** start PAGE EXTRACT **
Early History of The Neighborhood
The neighborhood was historically a hub for immigrants who lived in cramped tenement apartments, relying on the affordability of the neighborhood. Irish, Polish, Puerto Rican, Ukrainian and Chinese families who came to America for a better life, but struggled to make ends meet, found themselves together on the Lower East Side.
Many of the street artists were children of immigrants. Basquiat and Al Diaz met at City-As School and bonded over their Puerto Rican heritage, creating a joint tag SAMO together. Despite coming from different backgrounds, they bonded over their creativity and being teenage troublemakers.
The group of young street artists had the common goal to reject traditional art and do whatever they wanted. City authority figures considered what the artists created as vandalism, and spent plenty of government resources and time painting over their works and arresting them.
Gentrification
The East Village and Lower East Side has slowly gone from a family neighborhood of immigrants to one of the priciest neighborhoods in NYC. Family owned businesses have been replaced by boutiques, cafés, and Michelin-starred restaurants. The neighborhood began attracting artists and musicians in the 70s during the punk movement, when iconic clubs like CBGB opened.
The area probably has the starkest disparity between wealth and poverty in the city. The Whole Foods on Houston Street, where you can find celebrities like Jonah Hill shopping for $12 almond butter, is just blocks from The Bowery Mission homeless shelter and soup kitchen.
Expensive businesses and renowned galleries that display works by graffiti and street artists are now, ironically, worried about their exteriors getting spray-painted by kids.
The famous architect Ian Schrager-designed Public Hotel and nightclub on Chrystie Street, where you can stay in a $600 a night room looking over a park where unhoused people sleep on benches.
** end PAGE EXTRACT **
◆ TASK DETAILS:
Quote the Lower East Side passage word for word, starting at "Expensive businesses and" and continuing up to and including "spray-painted by kids.".
** start SUPPLIED RECORDS **
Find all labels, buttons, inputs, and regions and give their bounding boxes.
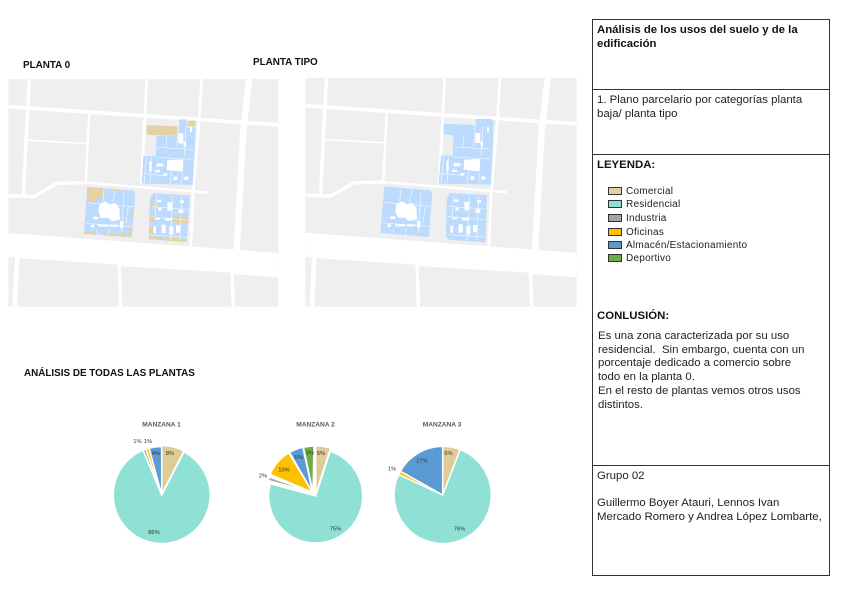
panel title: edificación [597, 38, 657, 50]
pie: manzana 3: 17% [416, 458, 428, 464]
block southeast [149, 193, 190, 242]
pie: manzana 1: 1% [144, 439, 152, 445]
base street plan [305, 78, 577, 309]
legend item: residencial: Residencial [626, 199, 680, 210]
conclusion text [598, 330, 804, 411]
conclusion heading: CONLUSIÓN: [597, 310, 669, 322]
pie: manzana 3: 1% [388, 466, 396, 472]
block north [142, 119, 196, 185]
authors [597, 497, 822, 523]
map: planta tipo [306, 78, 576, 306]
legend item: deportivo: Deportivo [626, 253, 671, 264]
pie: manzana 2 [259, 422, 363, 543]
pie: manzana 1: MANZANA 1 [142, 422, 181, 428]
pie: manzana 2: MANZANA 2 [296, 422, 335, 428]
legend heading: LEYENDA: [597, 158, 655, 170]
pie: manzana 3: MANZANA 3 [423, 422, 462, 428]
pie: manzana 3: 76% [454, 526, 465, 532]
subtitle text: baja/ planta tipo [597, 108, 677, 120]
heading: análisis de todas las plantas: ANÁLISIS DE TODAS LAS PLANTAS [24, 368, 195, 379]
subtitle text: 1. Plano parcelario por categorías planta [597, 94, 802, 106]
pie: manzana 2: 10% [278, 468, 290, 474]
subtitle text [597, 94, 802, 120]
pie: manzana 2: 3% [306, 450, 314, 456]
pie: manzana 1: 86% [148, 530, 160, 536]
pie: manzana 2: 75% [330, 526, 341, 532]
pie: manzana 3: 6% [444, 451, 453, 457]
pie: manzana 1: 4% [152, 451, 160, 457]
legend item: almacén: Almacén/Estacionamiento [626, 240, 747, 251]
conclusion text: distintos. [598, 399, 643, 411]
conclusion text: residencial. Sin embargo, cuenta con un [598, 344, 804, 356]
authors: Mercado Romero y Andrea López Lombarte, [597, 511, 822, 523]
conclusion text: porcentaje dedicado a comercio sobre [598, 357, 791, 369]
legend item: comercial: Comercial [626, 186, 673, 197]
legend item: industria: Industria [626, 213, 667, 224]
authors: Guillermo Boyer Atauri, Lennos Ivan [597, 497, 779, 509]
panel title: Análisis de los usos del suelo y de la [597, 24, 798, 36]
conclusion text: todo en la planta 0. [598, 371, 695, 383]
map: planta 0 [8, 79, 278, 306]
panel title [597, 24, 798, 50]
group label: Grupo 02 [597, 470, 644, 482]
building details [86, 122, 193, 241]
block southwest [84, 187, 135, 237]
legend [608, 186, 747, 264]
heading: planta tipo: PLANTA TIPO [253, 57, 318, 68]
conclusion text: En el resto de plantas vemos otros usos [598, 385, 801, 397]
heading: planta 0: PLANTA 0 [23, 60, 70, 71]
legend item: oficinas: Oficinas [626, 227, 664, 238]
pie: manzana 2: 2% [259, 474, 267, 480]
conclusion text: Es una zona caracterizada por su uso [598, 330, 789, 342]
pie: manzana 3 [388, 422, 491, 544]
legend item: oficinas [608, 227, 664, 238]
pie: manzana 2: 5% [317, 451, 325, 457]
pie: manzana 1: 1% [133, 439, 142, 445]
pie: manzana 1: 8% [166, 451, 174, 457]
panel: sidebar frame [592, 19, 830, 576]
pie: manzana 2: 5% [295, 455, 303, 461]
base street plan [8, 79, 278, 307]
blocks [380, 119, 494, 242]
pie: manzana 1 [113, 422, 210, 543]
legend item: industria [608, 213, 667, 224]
** end SUPPLIED RECORDS **
** start SUPPLIED RECORDS **
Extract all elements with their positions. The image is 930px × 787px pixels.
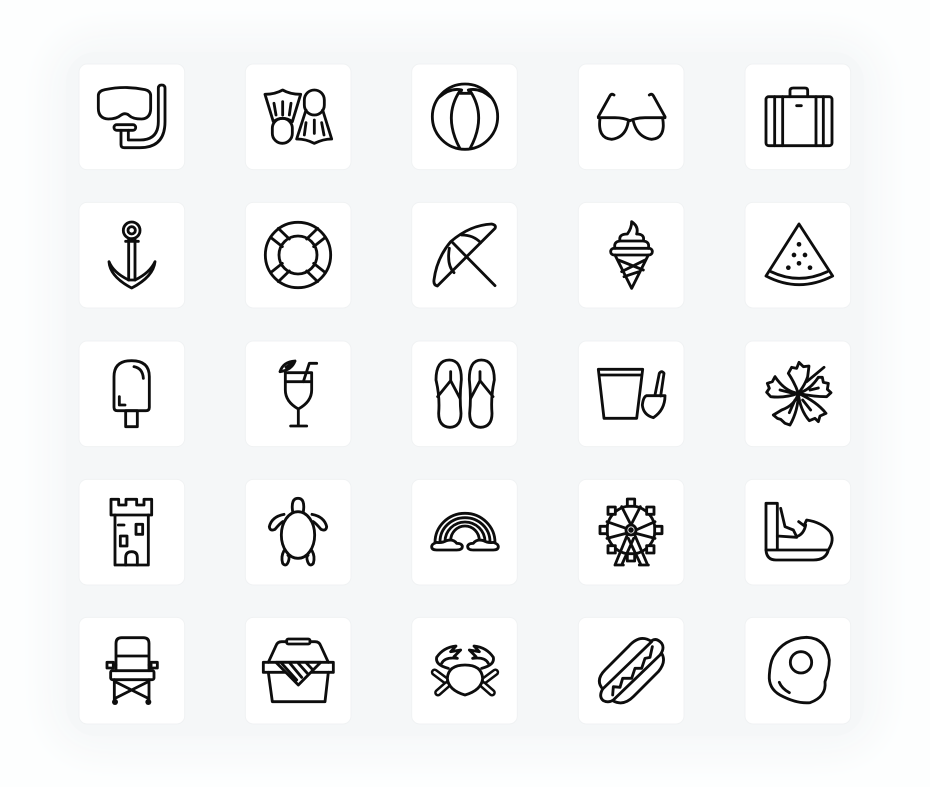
** end SUPPLIED RECORDS **
** start SUPPLIED RECORDS **
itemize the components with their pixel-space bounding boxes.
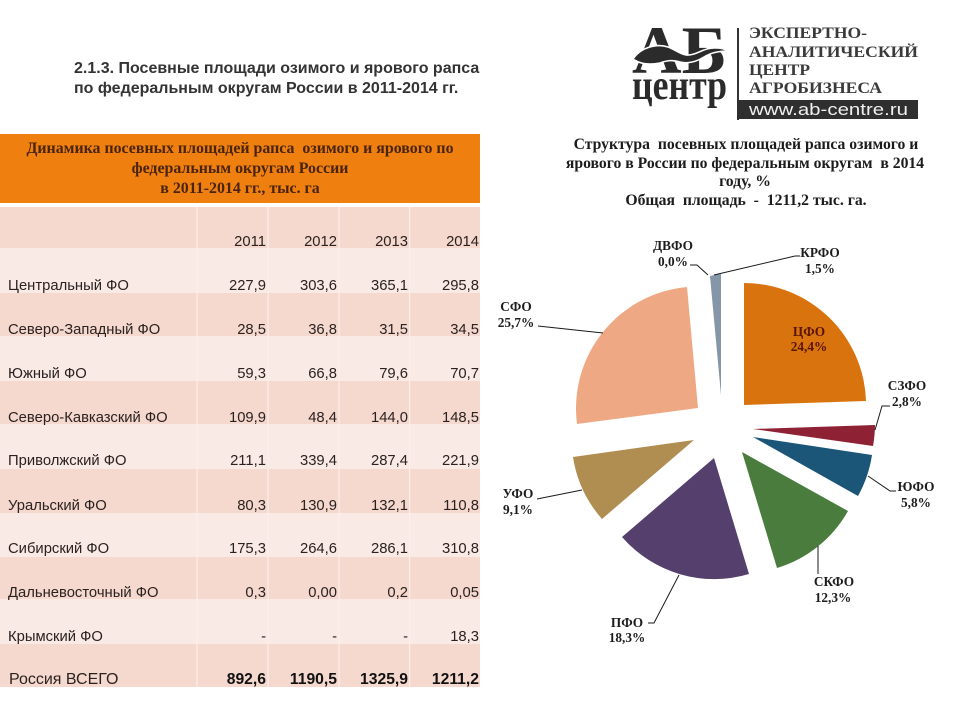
** end SUPPLIED RECORDS **
◆ THE SOLUTION:
Expensive businesses and renowned galleries that display works by graffiti and street artists are now, ironically, worried about their exteriors getting spray-painted by kids.